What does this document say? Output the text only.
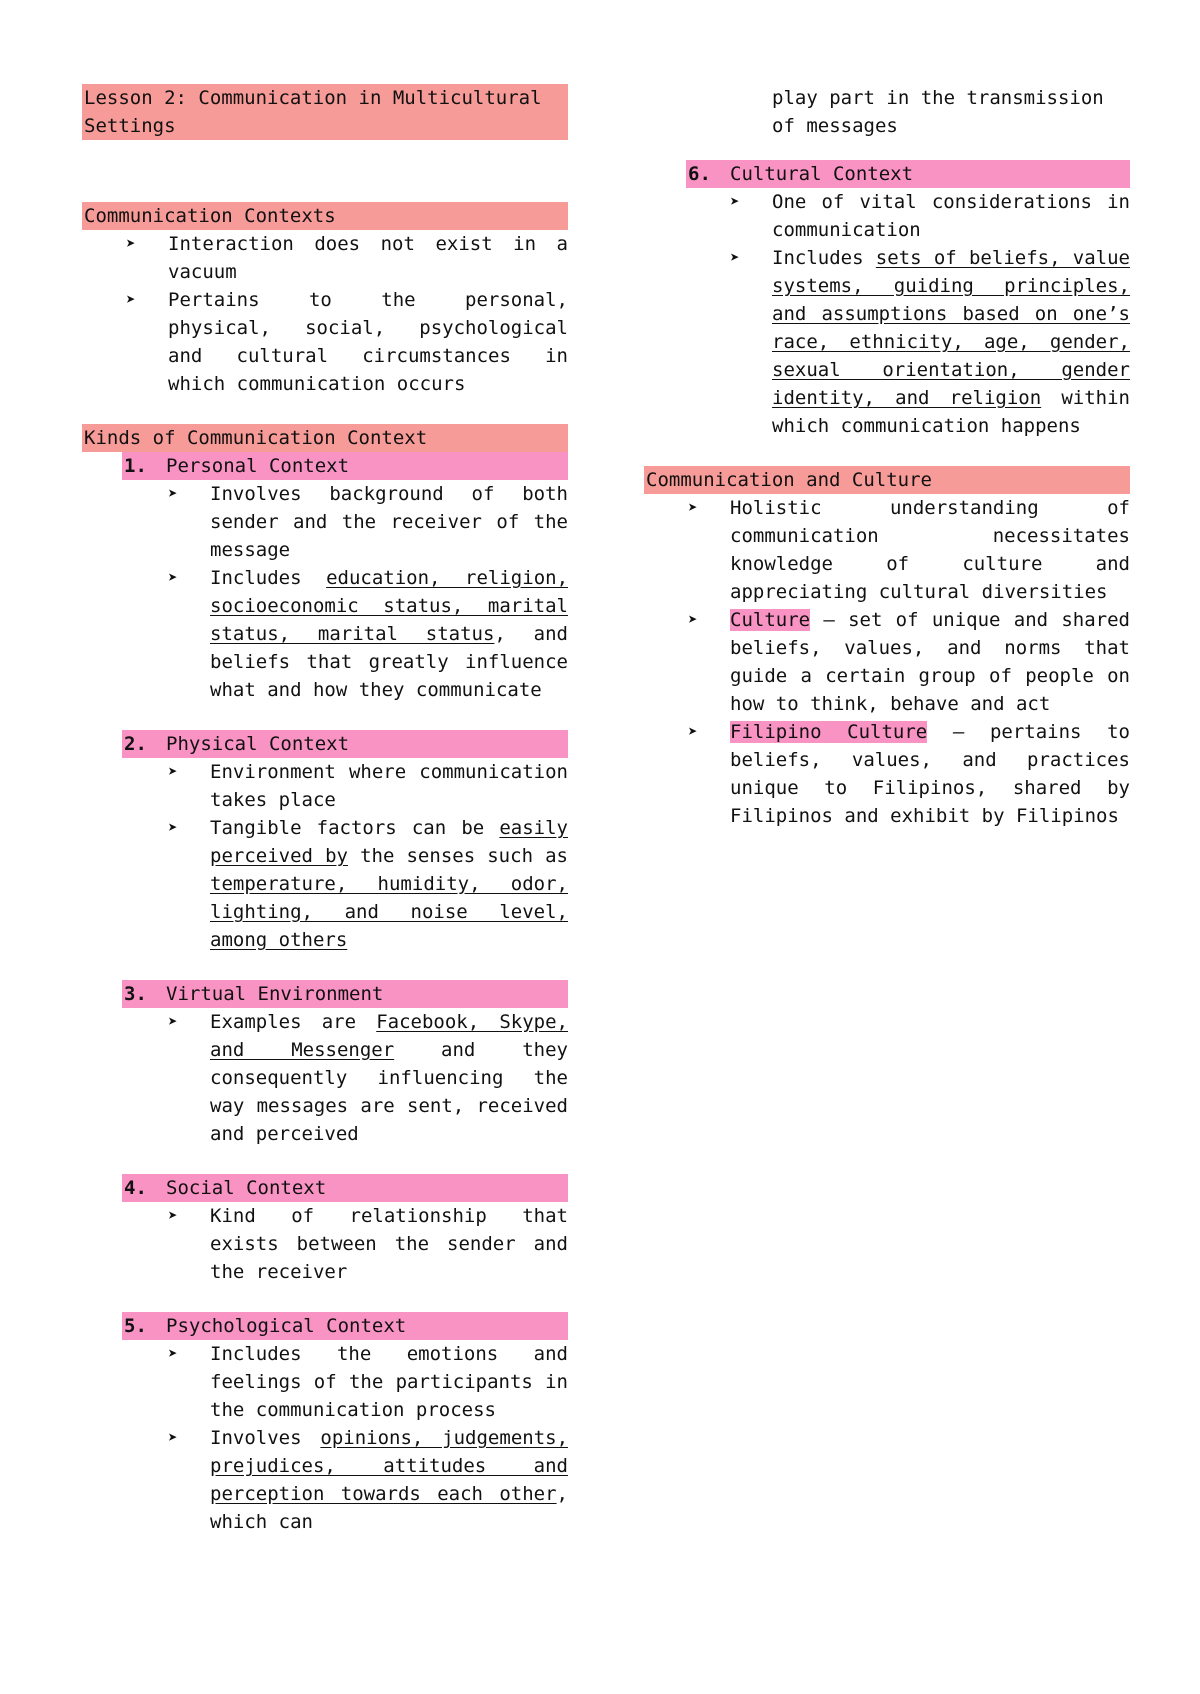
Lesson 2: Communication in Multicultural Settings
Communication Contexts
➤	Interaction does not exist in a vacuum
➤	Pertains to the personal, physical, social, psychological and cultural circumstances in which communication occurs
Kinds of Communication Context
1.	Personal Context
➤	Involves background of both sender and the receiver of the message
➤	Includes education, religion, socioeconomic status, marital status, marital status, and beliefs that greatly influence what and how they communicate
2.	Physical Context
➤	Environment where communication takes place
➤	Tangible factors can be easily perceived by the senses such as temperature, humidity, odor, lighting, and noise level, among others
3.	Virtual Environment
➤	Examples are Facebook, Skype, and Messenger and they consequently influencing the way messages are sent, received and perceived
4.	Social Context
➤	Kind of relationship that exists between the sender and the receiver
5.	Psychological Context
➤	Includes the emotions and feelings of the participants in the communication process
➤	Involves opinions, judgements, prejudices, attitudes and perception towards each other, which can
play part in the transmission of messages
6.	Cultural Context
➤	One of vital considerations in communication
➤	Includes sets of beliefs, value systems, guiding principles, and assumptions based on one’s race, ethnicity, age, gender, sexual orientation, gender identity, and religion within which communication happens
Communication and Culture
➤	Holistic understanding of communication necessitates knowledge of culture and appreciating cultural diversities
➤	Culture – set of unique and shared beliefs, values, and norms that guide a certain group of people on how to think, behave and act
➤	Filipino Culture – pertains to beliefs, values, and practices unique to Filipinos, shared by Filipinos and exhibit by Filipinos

______________________________

# What is being asked:
Write out again every line above exactly as given; the pictures do not belong in the copy.

# Solution:
What does this document say? Output the text only.
Lesson 2: Communication in Multicultural Settings
Communication Contexts
➤	Interaction does not exist in a vacuum
➤	Pertains to the personal, physical, social, psychological and cultural circumstances in which communication occurs
Kinds of Communication Context
1.	Personal Context
➤	Involves background of both sender and the receiver of the message
➤	Includes education, religion, socioeconomic status, marital status, marital status, and beliefs that greatly influence what and how they communicate
2.	Physical Context
➤	Environment where communication takes place
➤	Tangible factors can be easily perceived by the senses such as temperature, humidity, odor, lighting, and noise level, among others
3.	Virtual Environment
➤	Examples are Facebook, Skype, and Messenger and they consequently influencing the way messages are sent, received and perceived
4.	Social Context
➤	Kind of relationship that exists between the sender and the receiver
5.	Psychological Context
➤	Includes the emotions and feelings of the participants in the communication process
➤	Involves opinions, judgements, prejudices, attitudes and perception towards each other, which can
play part in the transmission of messages
6.	Cultural Context
➤	One of vital considerations in communication
➤	Includes sets of beliefs, value systems, guiding principles, and assumptions based on one’s race, ethnicity, age, gender, sexual orientation, gender identity, and religion within which communication happens
Communication and Culture
➤	Holistic understanding of communication necessitates knowledge of culture and appreciating cultural diversities
➤	Culture – set of unique and shared beliefs, values, and norms that guide a certain group of people on how to think, behave and act
➤	Filipino Culture – pertains to beliefs, values, and practices unique to Filipinos, shared by Filipinos and exhibit by Filipinos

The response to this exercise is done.